• Given exercise: Note each line of the listing that contains the string "their", and copy it.

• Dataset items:
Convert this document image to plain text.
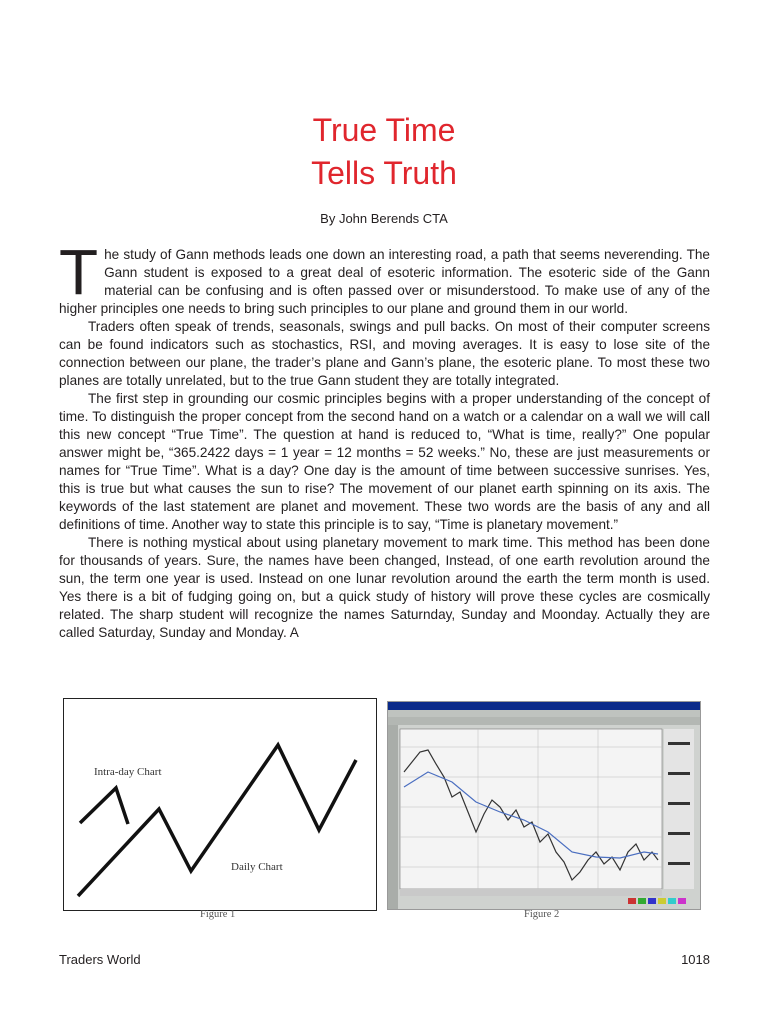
True Time
Tells Truth
By John Berends CTA

The study of Gann methods leads one down an interesting road, a path that seems neverending. The Gann student is exposed to a great deal of esoteric information. The esoteric side of the Gann material can be confusing and is often passed over or misunderstood. To make use of any of the higher principles one needs to bring such principles to our plane and ground them in our world.

Traders often speak of trends, seasonals, swings and pull backs. On most of their computer screens can be found indicators such as stochastics, RSI, and moving averages. It is easy to lose site of the connection between our plane, the trader’s plane and Gann’s plane, the esoteric plane. To most these two planes are totally unrelated, but to the true Gann student they are totally integrated.

The first step in grounding our cosmic principles begins with a proper understanding of the concept of time. To distinguish the proper concept from the second hand on a watch or a calendar on a wall we will call this new concept “True Time”. The question at hand is reduced to, “What is time, really?” One popular answer might be, “365.2422 days = 1 year = 12 months = 52 weeks.” No, these are just measurements or names for “True Time”. What is a day? One day is the amount of time between successive sunrises. Yes, this is true but what causes the sun to rise? The movement of our planet earth spinning on its axis. The keywords of the last statement are planet and movement. These two words are the basis of any and all definitions of time. Another way to state this principle is to say, “Time is planetary movement.”

There is nothing mystical about using planetary movement to mark time. This method has been done for thousands of years. Sure, the names have been changed, Instead, of one earth revolution around the sun, the term one year is used. Instead on one lunar revolution around the earth the term month is used. Yes there is a bit of fudging going on, but a quick study of history will prove these cycles are cosmically related. The sharp student will recognize the names Saturnday, Sunday and Moonday. Actually they are called Saturday, Sunday and Monday. A

Intra-day Chart
Daily Chart
Figure 1	Figure 2
Traders World	1018
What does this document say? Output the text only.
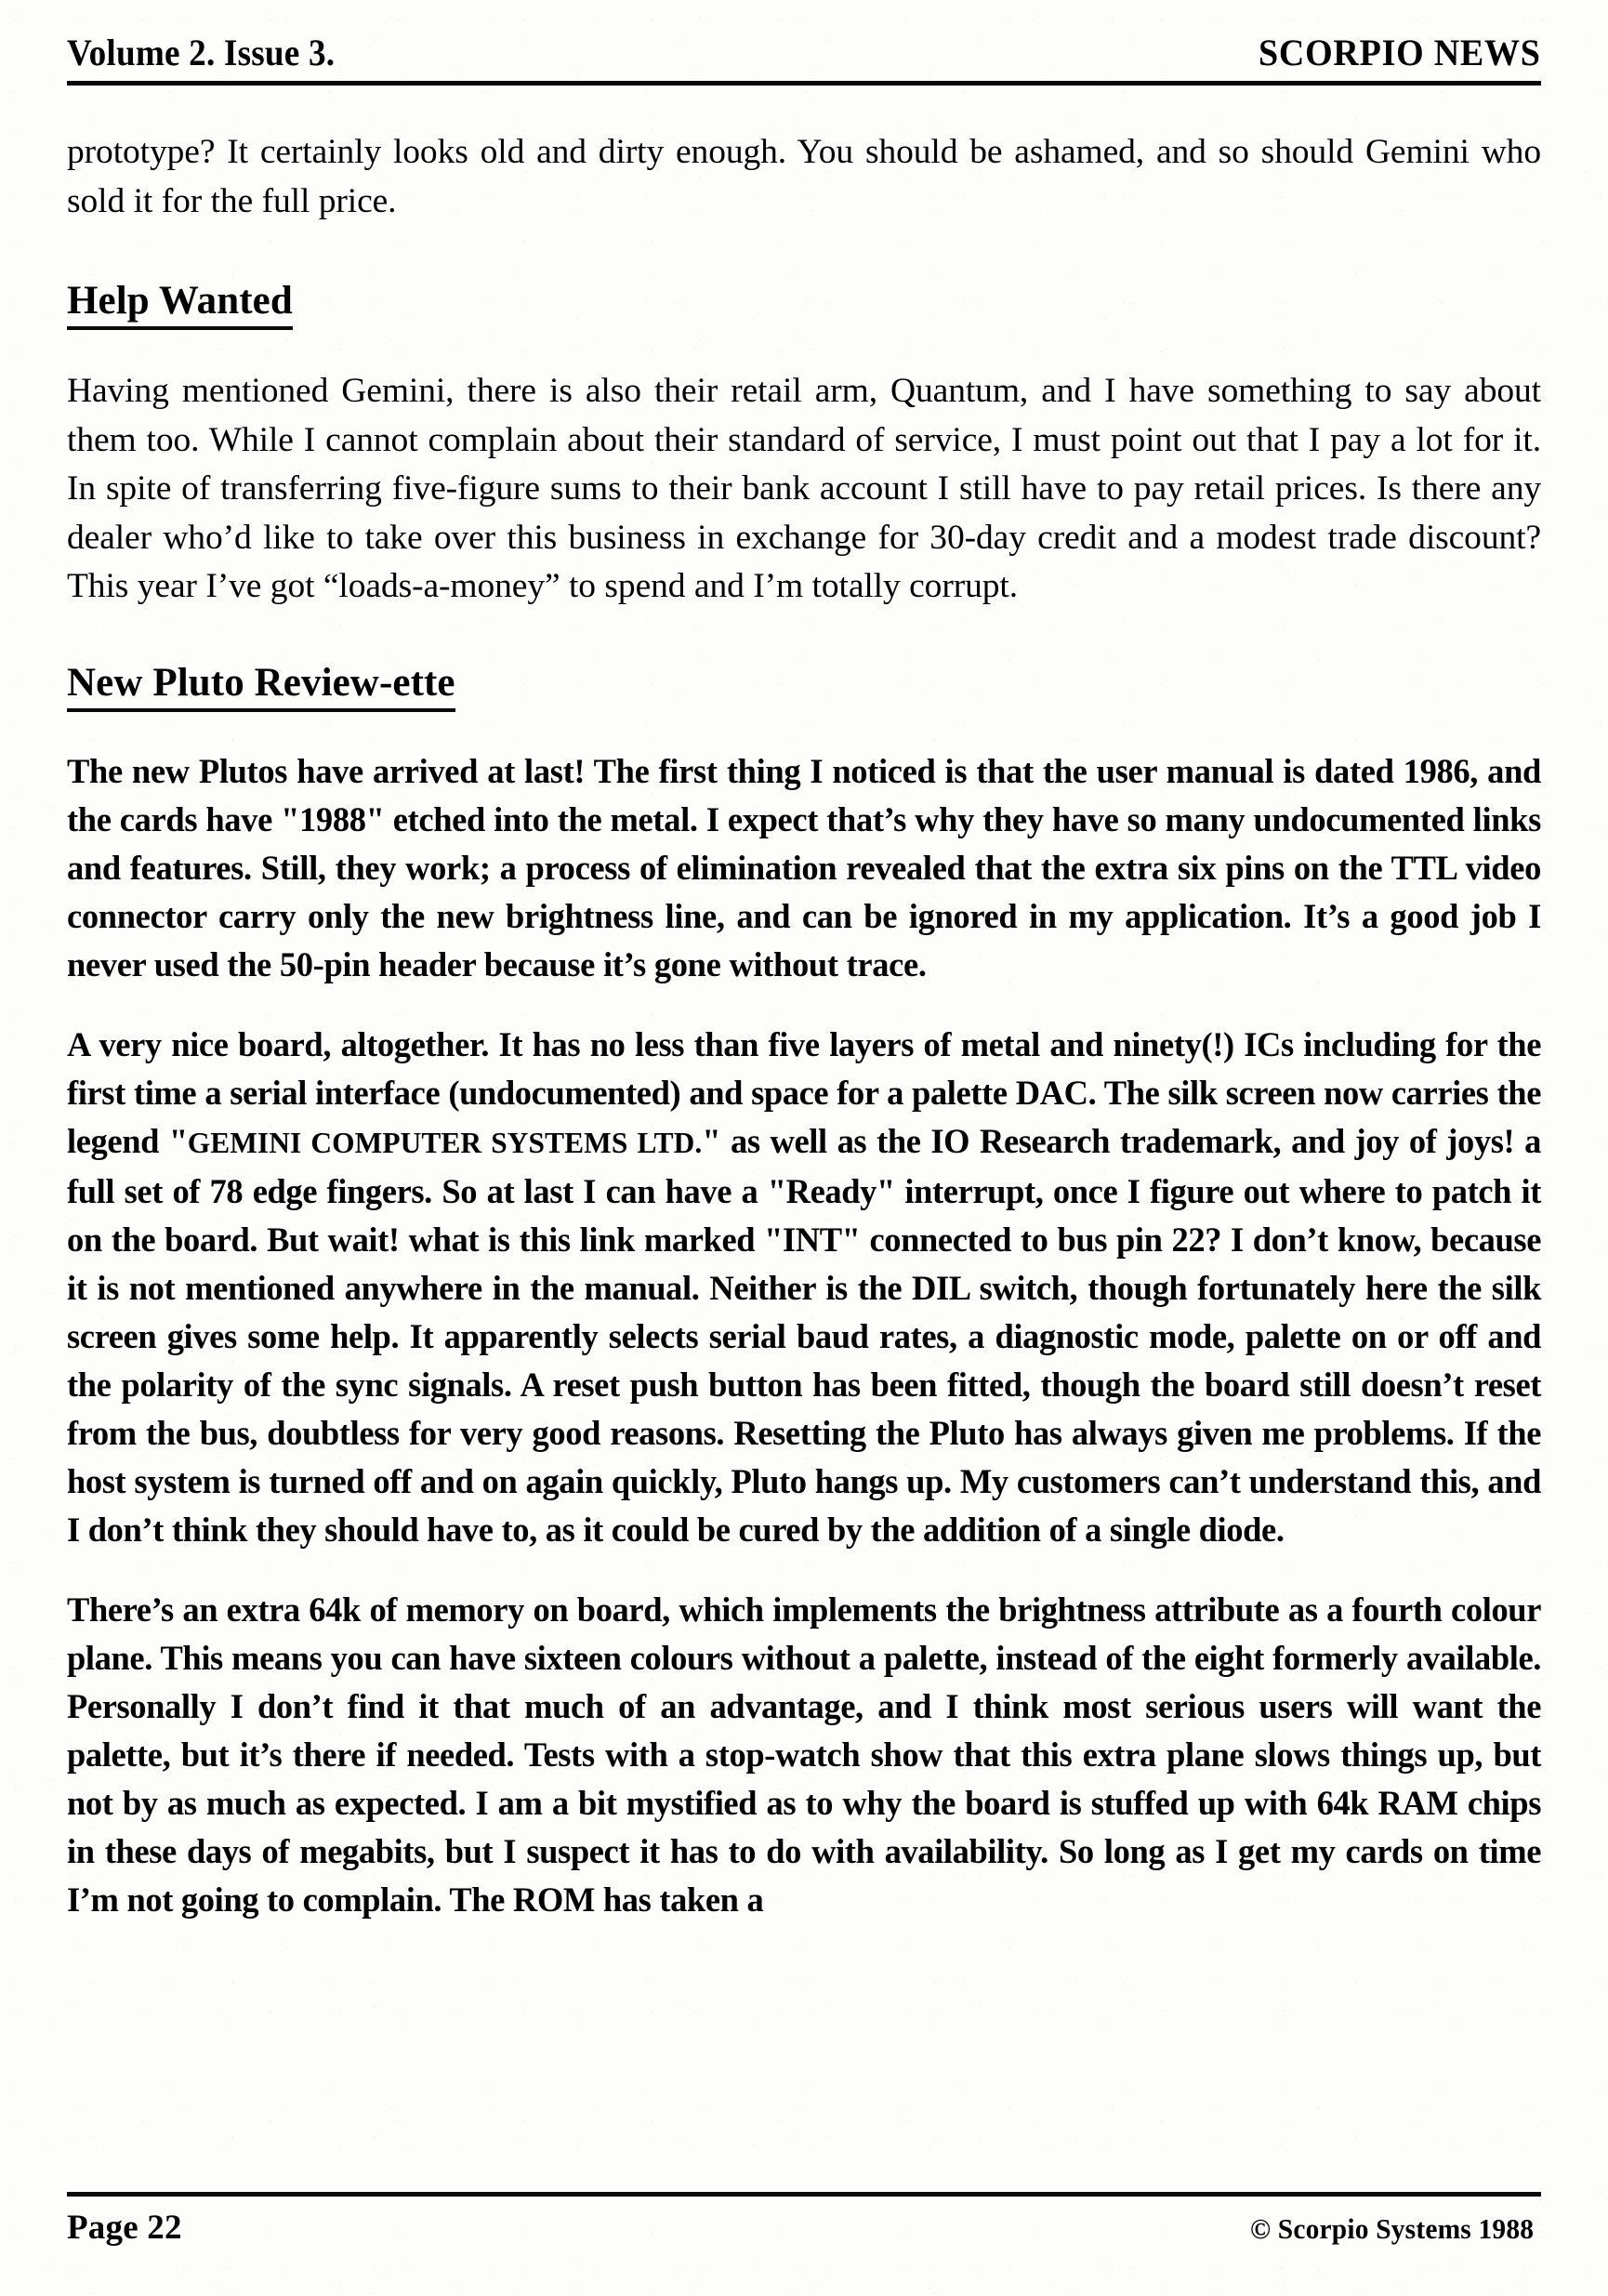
Volume 2. Issue 3.	SCORPIO NEWS

prototype? It certainly looks old and dirty enough. You should be ashamed, and so should Gemini who sold it for the full price.

Help Wanted

Having mentioned Gemini, there is also their retail arm, Quantum, and I have something to say about them too. While I cannot complain about their standard of service, I must point out that I pay a lot for it. In spite of transferring five-figure sums to their bank account I still have to pay retail prices. Is there any dealer who’d like to take over this business in exchange for 30-day credit and a modest trade discount? This year I’ve got “loads-a-money” to spend and I’m totally corrupt.

New Pluto Review-ette

The new Plutos have arrived at last! The first thing I noticed is that the user manual is dated 1986, and the cards have "1988" etched into the metal. I expect that’s why they have so many undocumented links and features. Still, they work; a process of elimination revealed that the extra six pins on the TTL video connector carry only the new brightness line, and can be ignored in my application. It’s a good job I never used the 50-pin header because it’s gone without trace.

A very nice board, altogether. It has no less than five layers of metal and ninety(!) ICs including for the first time a serial interface (undocumented) and space for a palette DAC. The silk screen now carries the legend "GEMINI COMPUTER SYSTEMS LTD." as well as the IO Research trademark, and joy of joys! a full set of 78 edge fingers. So at last I can have a "Ready" interrupt, once I figure out where to patch it on the board. But wait! what is this link marked "INT" connected to bus pin 22? I don’t know, because it is not mentioned anywhere in the manual. Neither is the DIL switch, though fortunately here the silk screen gives some help. It apparently selects serial baud rates, a diagnostic mode, palette on or off and the polarity of the sync signals. A reset push button has been fitted, though the board still doesn’t reset from the bus, doubtless for very good reasons. Resetting the Pluto has always given me problems. If the host system is turned off and on again quickly, Pluto hangs up. My customers can’t understand this, and I don’t think they should have to, as it could be cured by the addition of a single diode.

There’s an extra 64k of memory on board, which implements the brightness attribute as a fourth colour plane. This means you can have sixteen colours without a palette, instead of the eight formerly available. Personally I don’t find it that much of an advantage, and I think most serious users will want the palette, but it’s there if needed. Tests with a stop-watch show that this extra plane slows things up, but not by as much as expected. I am a bit mystified as to why the board is stuffed up with 64k RAM chips in these days of megabits, but I suspect it has to do with availability. So long as I get my cards on time I’m not going to complain. The ROM has taken a

Page 22	© Scorpio Systems 1988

• Output of the task:
Traders often speak of trends, seasonals, swings and pull backs. On most of their computer screens can be found indicators such as stochastics, RSI, and moving averages. It is easy to lose site of the connection between our plane, the trader’s plane and Gann’s plane, the esoteric plane. To most these two planes are totally unrelated, but to the true Gann student they are totally integrated.
Having mentioned Gemini, there is also their retail arm, Quantum, and I have something to say about them too. While I cannot complain about their standard of service, I must point out that I pay a lot for it. In spite of transferring five-figure sums to their bank account I still have to pay retail prices. Is there any dealer who’d like to take over this business in exchange for 30-day credit and a modest trade discount? This year I’ve got “loads-a-money” to spend and I’m totally corrupt.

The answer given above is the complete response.